• **WHAT IS BEING ASKED**
Please transcribe the data below exactly. Leave the pictures out.

• **DATASET EXCERPTS**

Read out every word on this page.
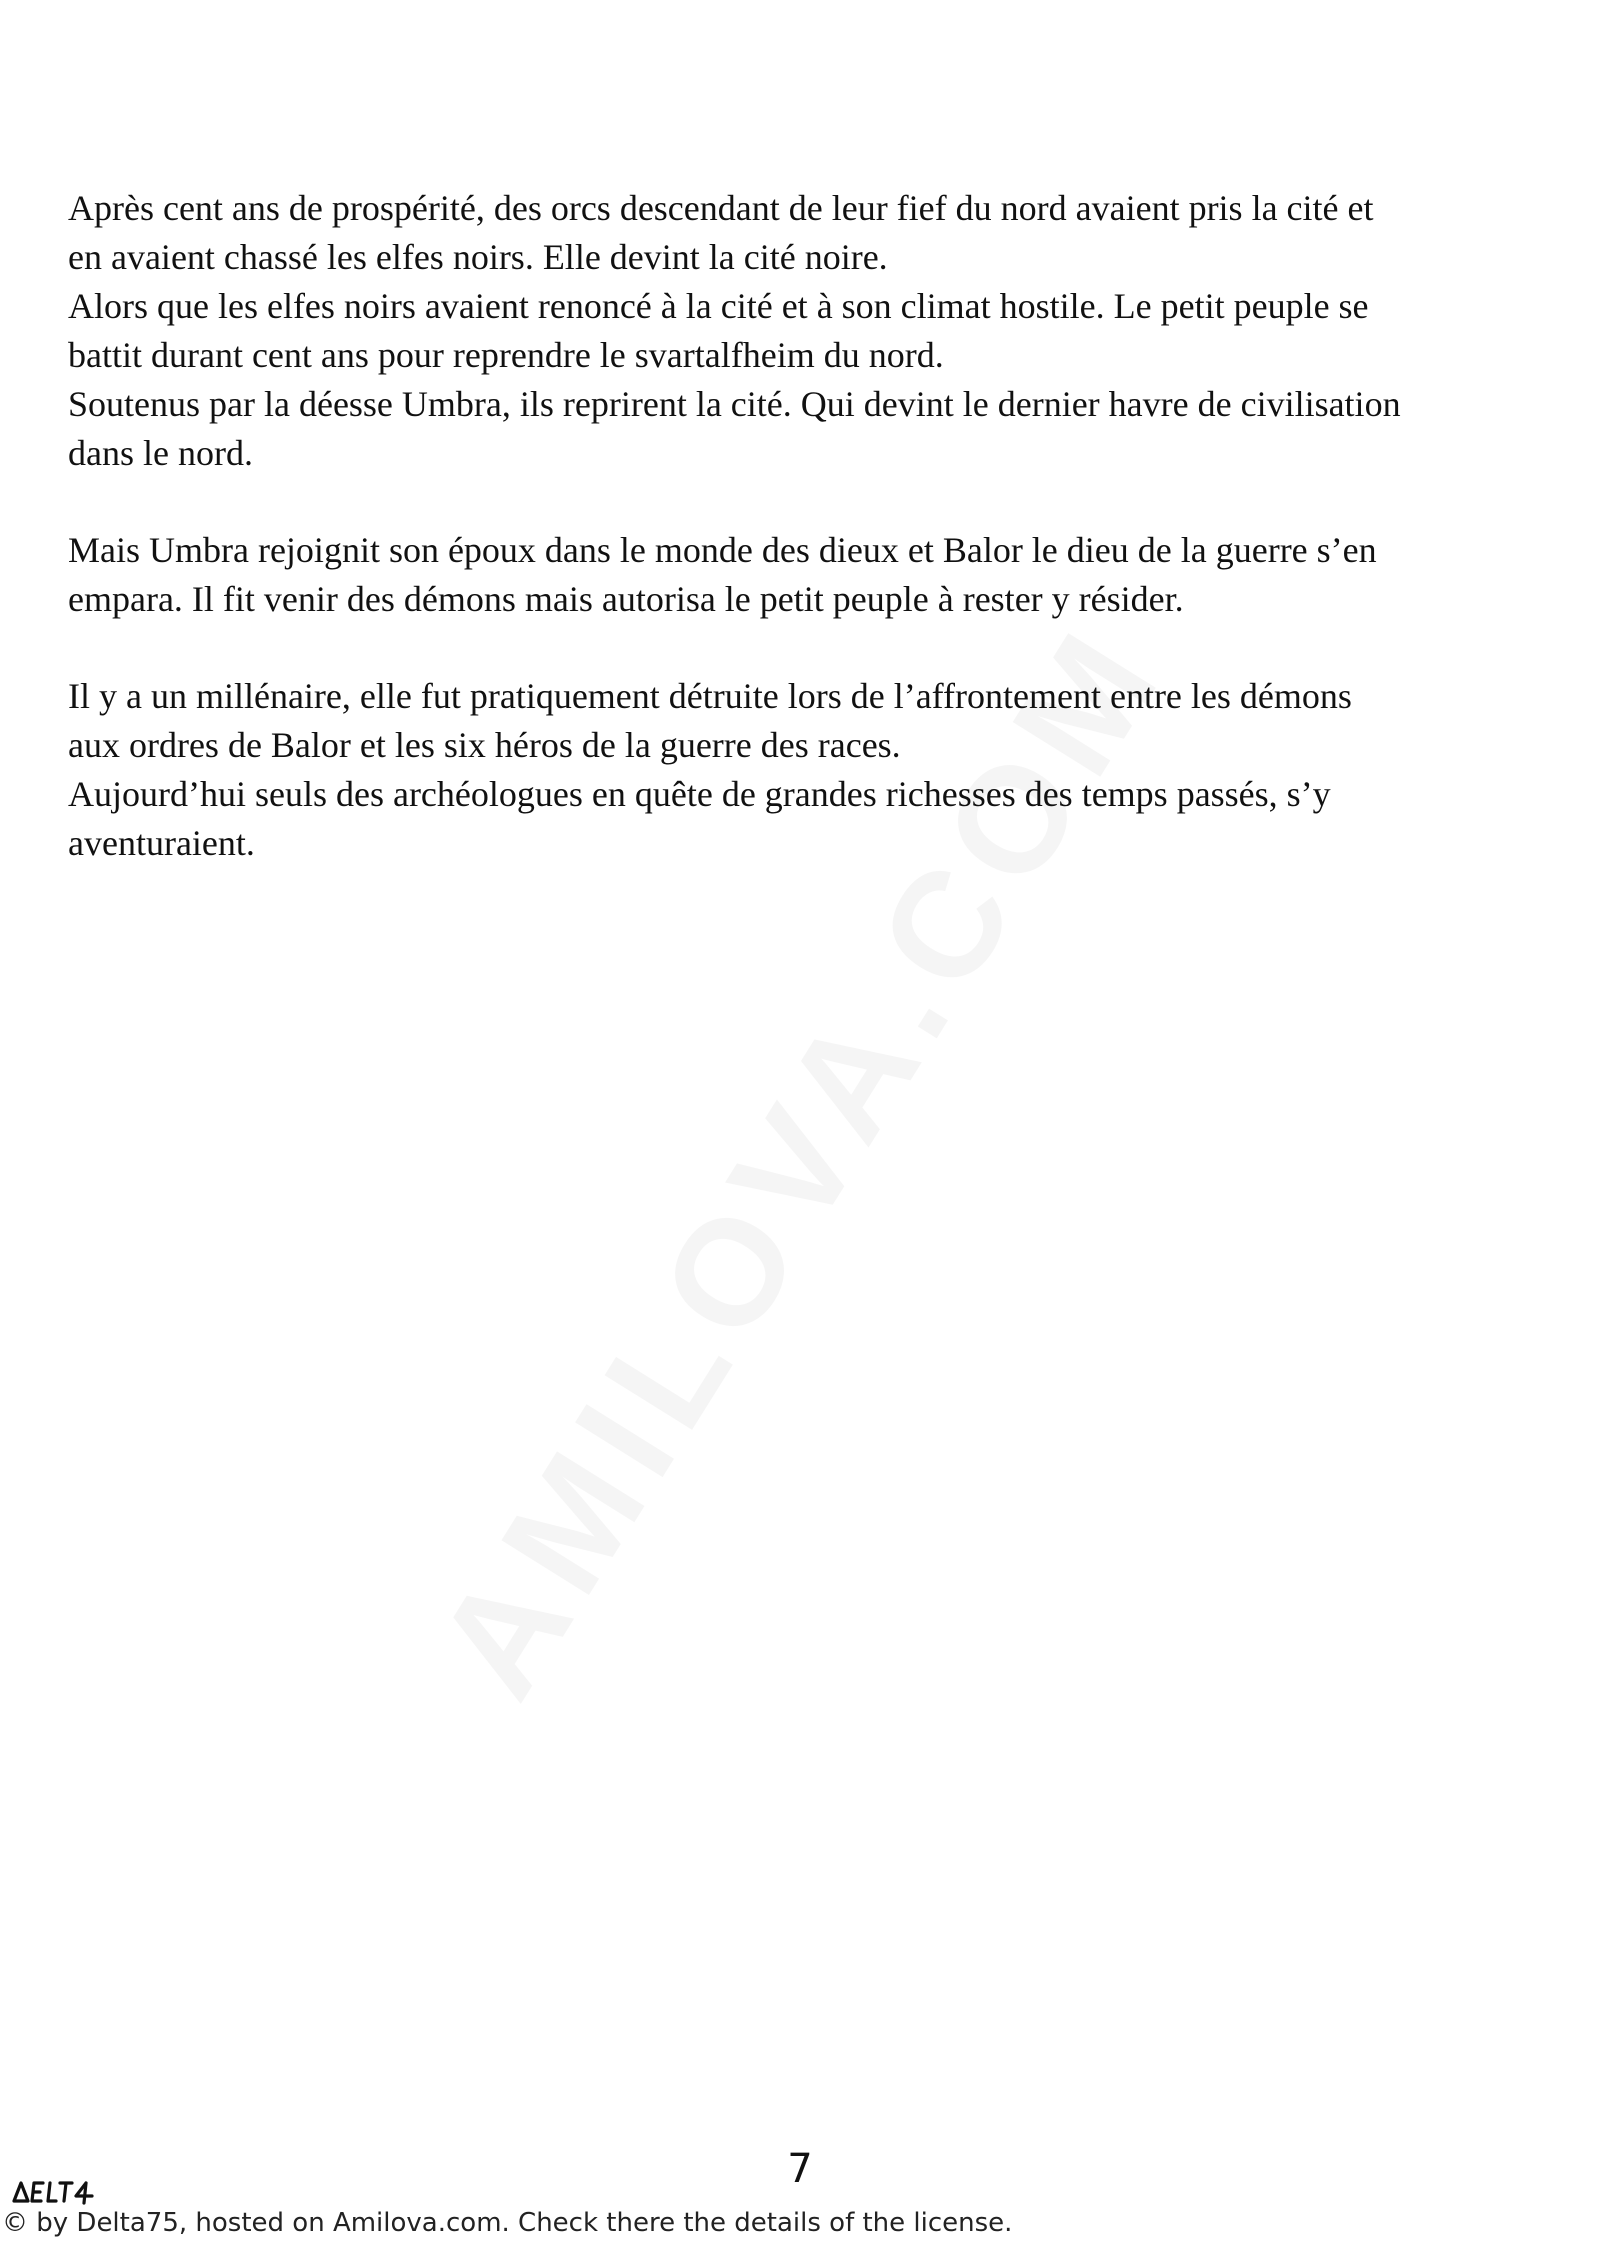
Après cent ans de prospérité, des orcs descendant de leur fief du nord avaient pris la cité et
en avaient chassé les elfes noirs. Elle devint la cité noire.
Alors que les elfes noirs avaient renoncé à la cité et à son climat hostile. Le petit peuple se
battit durant cent ans pour reprendre le svartalfheim du nord.
Soutenus par la déesse Umbra, ils reprirent la cité. Qui devint le dernier havre de civilisation
dans le nord.

Mais Umbra rejoignit son époux dans le monde des dieux et Balor le dieu de la guerre s’en
empara. Il fit venir des démons mais autorisa le petit peuple à rester y résider.

Il y a un millénaire, elle fut pratiquement détruite lors de l’affrontement entre les démons
aux ordres de Balor et les six héros de la guerre des races.
Aujourd’hui seuls des archéologues en quête de grandes richesses des temps passés, s’y
aventuraient.

7
© by Delta75, hosted on Amilova.com. Check there the details of the license.
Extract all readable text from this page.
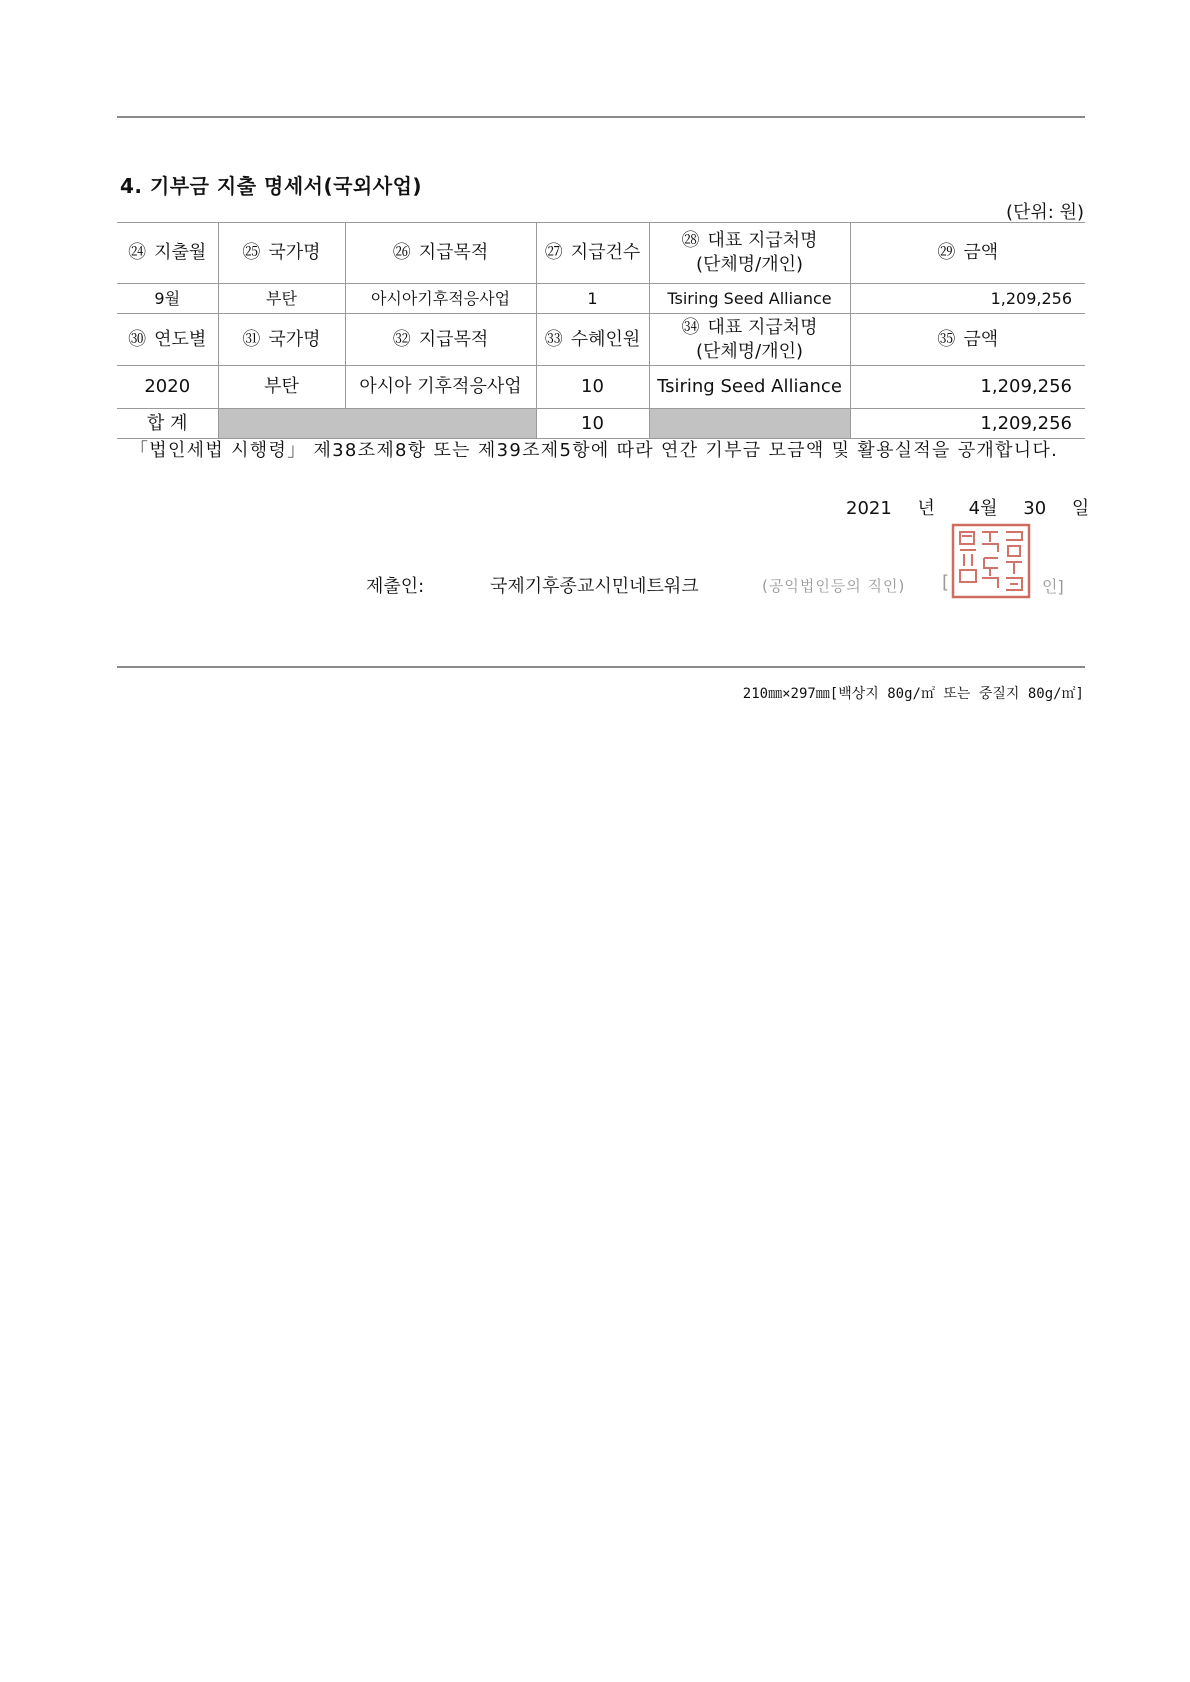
4. 기부금 지출 명세서(국외사업)
(단위: 원)
㉔ 지출월	㉕ 국가명	㉖ 지급목적	㉗ 지급건수	㉘ 대표 지급처명
(단체명/개인)	㉙ 금액
9월	부탄	아시아기후적응사업	1	Tsiring Seed Alliance	1,209,256
㉚ 연도별	㉛ 국가명	㉜ 지급목적	㉝ 수혜인원	㉞ 대표 지급처명
(단체명/개인)	㉟ 금액
2020	부탄	아시아 기후적응사업	10	Tsiring Seed Alliance	1,209,256
합 계			10		1,209,256
「법인세법 시행령」 제38조제8항 또는 제39조제5항에 따라 연간 기부금 모금액 및 활용실적을 공개합니다.
2021 년 4월 30 일
제출인:	국제기후종교시민네트워크	(공익법인등의 직인) [	인]
210㎜×297㎜[백상지 80g/㎡ 또는 중질지 80g/㎡]
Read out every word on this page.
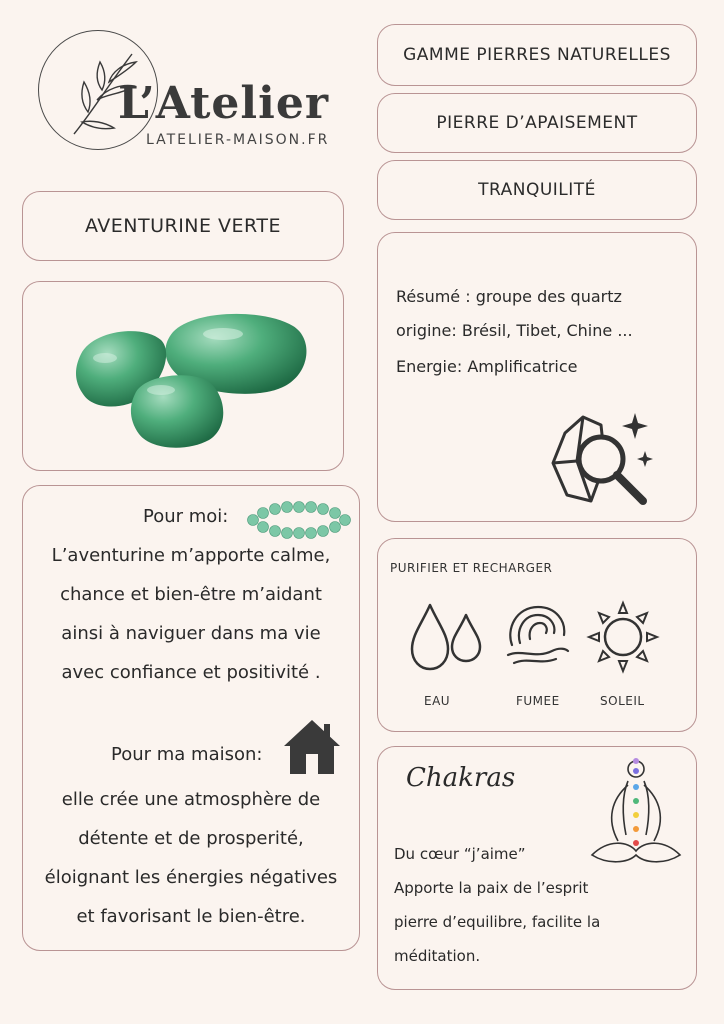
L’Atelier
LATELIER-MAISON.FR
GAMME PIERRES NATURELLES
PIERRE D’APAISEMENT
TRANQUILITÉ
AVENTURINE VERTE
Résumé : groupe des quartz
origine: Brésil, Tibet, Chine ...
Energie: Amplificatrice
Pour moi:
L’aventurine m’apporte calme,
chance et bien-être m’aidant
ainsi à naviguer dans ma vie
avec confiance et positivité .
Pour ma maison:
elle crée une atmosphère de
détente et de prosperité,
éloignant les énergies négatives
et favorisant le bien-être.
PURIFIER ET RECHARGER
EAU	FUMEE	SOLEIL
Chakras
Du cœur “j’aime”
Apporte la paix de l’esprit
pierre d’equilibre, facilite la
méditation.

• **COMPLETE ANSWER**
Read out every word on this page.
Après cent ans de prospérité, des orcs descendant de leur fief du nord avaient pris la cité et
en avaient chassé les elfes noirs. Elle devint la cité noire.
Alors que les elfes noirs avaient renoncé à la cité et à son climat hostile. Le petit peuple se
battit durant cent ans pour reprendre le svartalfheim du nord.
Soutenus par la déesse Umbra, ils reprirent la cité. Qui devint le dernier havre de civilisation
dans le nord.

Mais Umbra rejoignit son époux dans le monde des dieux et Balor le dieu de la guerre s’en
empara. Il fit venir des démons mais autorisa le petit peuple à rester y résider.

Il y a un millénaire, elle fut pratiquement détruite lors de l’affrontement entre les démons
aux ordres de Balor et les six héros de la guerre des races.
Aujourd’hui seuls des archéologues en quête de grandes richesses des temps passés, s’y
aventuraient.

7
© by Delta75, hosted on Amilova.com. Check there the details of the license.
Extract all readable text from this page.
4. 기부금 지출 명세서(국외사업)
(단위: 원)
㉔ 지출월	㉕ 국가명	㉖ 지급목적	㉗ 지급건수	㉘ 대표 지급처명
(단체명/개인)	㉙ 금액
9월	부탄	아시아기후적응사업	1	Tsiring Seed Alliance	1,209,256
㉚ 연도별	㉛ 국가명	㉜ 지급목적	㉝ 수혜인원	㉞ 대표 지급처명
(단체명/개인)	㉟ 금액
2020	부탄	아시아 기후적응사업	10	Tsiring Seed Alliance	1,209,256
합 계			10		1,209,256
「법인세법 시행령」 제38조제8항 또는 제39조제5항에 따라 연간 기부금 모금액 및 활용실적을 공개합니다.
2021 년 4월 30 일
제출인:	국제기후종교시민네트워크	(공익법인등의 직인) [	인]
210㎜×297㎜[백상지 80g/㎡ 또는 중질지 80g/㎡]
Read out every word on this page.
L’Atelier
LATELIER-MAISON.FR
GAMME PIERRES NATURELLES
PIERRE D’APAISEMENT
TRANQUILITÉ
AVENTURINE VERTE
Résumé : groupe des quartz
origine: Brésil, Tibet, Chine ...
Energie: Amplificatrice
Pour moi:
L’aventurine m’apporte calme,
chance et bien-être m’aidant
ainsi à naviguer dans ma vie
avec confiance et positivité .
Pour ma maison:
elle crée une atmosphère de
détente et de prosperité,
éloignant les énergies négatives
et favorisant le bien-être.
PURIFIER ET RECHARGER
EAU	FUMEE	SOLEIL
Chakras
Du cœur “j’aime”
Apporte la paix de l’esprit
pierre d’equilibre, facilite la
méditation.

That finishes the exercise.